*TASK TO COMPLETE*
Read through the records below and copy each line that uses the word "Please".

□ □ □ □

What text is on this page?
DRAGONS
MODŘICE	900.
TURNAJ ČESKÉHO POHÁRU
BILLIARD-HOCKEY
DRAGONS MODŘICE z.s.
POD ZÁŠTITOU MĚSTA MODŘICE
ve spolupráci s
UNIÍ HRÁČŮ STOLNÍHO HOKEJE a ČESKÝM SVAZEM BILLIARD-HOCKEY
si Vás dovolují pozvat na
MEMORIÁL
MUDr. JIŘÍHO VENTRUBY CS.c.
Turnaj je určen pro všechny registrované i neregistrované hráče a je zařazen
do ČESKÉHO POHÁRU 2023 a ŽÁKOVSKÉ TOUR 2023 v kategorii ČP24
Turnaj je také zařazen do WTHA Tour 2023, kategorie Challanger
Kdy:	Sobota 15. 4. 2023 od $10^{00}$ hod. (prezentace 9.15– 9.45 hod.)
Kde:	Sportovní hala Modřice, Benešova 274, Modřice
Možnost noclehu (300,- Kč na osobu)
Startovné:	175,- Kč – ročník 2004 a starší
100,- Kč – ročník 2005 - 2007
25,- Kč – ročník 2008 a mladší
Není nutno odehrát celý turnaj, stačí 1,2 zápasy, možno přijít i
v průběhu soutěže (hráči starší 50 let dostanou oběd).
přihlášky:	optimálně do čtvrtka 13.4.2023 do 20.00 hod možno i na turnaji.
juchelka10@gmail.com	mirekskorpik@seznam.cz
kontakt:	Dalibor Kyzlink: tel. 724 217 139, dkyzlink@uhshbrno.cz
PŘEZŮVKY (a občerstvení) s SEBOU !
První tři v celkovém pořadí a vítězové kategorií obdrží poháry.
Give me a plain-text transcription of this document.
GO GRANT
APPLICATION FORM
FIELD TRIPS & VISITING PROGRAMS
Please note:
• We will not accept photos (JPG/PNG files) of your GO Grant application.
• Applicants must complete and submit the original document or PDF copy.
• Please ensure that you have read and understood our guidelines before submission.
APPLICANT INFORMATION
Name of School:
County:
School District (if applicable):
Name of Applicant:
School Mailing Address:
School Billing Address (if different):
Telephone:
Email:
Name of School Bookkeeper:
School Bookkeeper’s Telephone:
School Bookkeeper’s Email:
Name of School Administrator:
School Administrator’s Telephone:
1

□ □ □ □

*WRITTEN REPLY*
Please note:
• Please ensure that you have read and understood our guidelines before submission.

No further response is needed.